A run of records:
● ● ● ● ●
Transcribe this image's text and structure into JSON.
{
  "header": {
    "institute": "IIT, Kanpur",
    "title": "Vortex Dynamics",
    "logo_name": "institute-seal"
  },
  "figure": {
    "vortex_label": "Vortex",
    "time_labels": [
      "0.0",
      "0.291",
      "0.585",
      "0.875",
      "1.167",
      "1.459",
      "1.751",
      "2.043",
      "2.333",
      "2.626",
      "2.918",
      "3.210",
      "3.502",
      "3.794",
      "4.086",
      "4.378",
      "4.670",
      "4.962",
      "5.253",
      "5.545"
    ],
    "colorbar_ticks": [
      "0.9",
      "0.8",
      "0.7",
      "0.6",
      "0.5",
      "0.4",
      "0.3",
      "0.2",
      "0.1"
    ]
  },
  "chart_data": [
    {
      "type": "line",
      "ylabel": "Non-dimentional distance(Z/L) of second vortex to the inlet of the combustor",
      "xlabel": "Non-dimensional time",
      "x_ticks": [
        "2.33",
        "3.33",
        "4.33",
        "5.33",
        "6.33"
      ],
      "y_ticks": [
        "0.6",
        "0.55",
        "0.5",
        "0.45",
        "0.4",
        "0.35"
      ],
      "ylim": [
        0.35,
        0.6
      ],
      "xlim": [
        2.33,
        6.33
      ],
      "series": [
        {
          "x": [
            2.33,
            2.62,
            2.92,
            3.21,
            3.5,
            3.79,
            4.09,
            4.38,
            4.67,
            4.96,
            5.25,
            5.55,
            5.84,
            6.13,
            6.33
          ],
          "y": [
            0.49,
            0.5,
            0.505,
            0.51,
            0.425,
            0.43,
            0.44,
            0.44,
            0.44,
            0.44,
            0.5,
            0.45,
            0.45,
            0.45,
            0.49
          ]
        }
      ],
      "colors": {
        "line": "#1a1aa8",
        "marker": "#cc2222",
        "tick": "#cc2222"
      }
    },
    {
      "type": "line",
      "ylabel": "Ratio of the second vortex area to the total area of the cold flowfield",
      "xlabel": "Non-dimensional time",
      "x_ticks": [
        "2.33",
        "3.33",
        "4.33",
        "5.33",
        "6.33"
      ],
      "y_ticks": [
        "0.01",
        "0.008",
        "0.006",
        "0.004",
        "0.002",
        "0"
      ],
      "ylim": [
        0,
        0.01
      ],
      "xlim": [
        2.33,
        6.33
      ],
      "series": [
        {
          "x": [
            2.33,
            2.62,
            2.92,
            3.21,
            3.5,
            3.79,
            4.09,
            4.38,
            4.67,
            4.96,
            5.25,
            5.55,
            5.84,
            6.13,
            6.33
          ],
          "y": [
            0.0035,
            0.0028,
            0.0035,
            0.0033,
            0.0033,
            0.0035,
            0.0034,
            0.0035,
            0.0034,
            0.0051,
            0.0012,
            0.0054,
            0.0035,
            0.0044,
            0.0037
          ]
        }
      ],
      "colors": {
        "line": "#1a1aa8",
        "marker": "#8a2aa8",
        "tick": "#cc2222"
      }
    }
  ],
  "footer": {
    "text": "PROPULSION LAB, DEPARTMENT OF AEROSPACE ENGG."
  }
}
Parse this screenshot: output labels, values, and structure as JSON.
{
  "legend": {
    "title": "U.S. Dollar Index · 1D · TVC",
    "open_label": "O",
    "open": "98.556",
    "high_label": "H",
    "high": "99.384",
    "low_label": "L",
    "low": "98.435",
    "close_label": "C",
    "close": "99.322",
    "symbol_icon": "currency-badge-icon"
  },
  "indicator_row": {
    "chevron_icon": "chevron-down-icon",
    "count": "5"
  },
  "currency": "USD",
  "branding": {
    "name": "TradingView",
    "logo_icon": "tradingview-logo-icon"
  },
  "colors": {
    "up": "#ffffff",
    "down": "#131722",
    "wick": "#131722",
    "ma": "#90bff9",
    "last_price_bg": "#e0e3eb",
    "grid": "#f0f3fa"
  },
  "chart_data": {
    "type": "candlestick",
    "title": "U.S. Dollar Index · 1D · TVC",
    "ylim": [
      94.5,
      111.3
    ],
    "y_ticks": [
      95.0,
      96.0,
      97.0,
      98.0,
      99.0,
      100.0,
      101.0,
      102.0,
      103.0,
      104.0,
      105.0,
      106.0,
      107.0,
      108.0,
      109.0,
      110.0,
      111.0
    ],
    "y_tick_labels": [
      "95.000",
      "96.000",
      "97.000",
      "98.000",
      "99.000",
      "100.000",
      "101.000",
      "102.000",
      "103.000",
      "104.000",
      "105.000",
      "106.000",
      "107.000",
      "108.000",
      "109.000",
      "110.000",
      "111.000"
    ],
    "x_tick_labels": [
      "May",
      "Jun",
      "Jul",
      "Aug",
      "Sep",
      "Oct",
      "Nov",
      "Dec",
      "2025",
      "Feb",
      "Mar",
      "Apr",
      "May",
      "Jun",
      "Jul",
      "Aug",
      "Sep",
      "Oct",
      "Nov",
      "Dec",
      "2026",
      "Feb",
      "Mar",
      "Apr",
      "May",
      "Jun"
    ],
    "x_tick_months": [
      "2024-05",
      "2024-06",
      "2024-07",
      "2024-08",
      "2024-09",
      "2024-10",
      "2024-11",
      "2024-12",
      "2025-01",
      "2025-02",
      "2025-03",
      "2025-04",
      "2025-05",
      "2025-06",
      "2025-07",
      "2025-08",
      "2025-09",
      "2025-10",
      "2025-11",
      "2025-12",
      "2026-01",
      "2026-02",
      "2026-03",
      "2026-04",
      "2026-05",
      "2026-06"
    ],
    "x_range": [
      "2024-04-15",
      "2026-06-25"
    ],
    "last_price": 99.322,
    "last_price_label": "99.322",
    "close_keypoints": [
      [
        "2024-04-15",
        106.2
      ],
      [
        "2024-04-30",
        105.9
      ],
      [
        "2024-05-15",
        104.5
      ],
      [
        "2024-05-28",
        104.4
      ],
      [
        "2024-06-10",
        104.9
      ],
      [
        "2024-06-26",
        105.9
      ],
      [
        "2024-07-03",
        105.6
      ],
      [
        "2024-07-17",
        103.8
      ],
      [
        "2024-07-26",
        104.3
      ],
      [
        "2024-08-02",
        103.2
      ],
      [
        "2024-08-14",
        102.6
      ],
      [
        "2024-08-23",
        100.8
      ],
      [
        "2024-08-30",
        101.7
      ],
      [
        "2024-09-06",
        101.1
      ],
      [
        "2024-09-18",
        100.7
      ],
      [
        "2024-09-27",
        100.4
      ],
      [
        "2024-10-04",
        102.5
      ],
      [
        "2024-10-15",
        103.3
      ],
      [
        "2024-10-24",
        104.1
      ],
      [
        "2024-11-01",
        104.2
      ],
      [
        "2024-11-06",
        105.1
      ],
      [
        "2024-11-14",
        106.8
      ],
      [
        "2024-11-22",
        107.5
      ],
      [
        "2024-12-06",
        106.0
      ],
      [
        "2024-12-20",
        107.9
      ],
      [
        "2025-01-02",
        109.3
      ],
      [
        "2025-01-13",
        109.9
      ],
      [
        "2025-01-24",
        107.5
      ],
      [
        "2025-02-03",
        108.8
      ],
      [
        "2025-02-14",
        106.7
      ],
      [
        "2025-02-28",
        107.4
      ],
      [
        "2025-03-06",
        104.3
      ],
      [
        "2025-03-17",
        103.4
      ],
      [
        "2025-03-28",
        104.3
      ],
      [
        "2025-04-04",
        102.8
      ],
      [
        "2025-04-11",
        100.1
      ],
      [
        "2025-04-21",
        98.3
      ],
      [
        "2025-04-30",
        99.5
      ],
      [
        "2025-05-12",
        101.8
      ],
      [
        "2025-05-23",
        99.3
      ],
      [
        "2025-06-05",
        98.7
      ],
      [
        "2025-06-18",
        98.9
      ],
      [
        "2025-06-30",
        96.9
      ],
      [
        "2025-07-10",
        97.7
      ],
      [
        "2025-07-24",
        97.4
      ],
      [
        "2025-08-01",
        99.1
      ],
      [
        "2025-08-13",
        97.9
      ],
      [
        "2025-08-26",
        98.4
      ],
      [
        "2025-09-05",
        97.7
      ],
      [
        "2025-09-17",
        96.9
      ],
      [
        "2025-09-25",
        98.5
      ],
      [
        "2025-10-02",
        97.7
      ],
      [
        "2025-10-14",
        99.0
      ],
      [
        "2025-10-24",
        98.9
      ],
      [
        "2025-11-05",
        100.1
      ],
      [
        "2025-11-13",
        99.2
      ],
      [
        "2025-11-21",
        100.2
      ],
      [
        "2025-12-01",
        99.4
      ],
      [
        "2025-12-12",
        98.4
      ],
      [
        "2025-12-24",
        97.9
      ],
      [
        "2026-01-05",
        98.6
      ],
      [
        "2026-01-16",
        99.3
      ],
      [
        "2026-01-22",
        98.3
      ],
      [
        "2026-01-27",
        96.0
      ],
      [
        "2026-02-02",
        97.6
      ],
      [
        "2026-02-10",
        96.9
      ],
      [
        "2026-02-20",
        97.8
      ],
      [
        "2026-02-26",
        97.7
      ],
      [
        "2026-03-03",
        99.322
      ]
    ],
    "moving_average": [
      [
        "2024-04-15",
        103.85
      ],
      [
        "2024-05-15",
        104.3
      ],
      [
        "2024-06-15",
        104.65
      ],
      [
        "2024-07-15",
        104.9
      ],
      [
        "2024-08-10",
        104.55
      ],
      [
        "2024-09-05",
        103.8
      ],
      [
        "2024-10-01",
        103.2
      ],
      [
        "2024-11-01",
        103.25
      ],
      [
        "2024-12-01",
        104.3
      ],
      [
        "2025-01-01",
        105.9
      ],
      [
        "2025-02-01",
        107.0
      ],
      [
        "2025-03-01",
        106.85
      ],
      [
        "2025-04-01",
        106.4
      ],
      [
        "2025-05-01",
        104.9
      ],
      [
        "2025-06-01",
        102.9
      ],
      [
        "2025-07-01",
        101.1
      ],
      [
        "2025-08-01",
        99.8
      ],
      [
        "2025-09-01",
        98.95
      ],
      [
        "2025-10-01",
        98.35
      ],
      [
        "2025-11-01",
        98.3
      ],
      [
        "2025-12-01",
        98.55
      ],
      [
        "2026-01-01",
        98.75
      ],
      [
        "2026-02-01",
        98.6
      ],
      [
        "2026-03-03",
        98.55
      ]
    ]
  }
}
● ● ● ● ●
_Aim:_ Copy out each line in the listing that has the word "second".

_Response to the task:_
      "ylabel": "Non-dimentional distance(Z/L) of second vortex to the inlet of the combustor",
      "ylabel": "Ratio of the second vortex area to the total area of the cold flowfield",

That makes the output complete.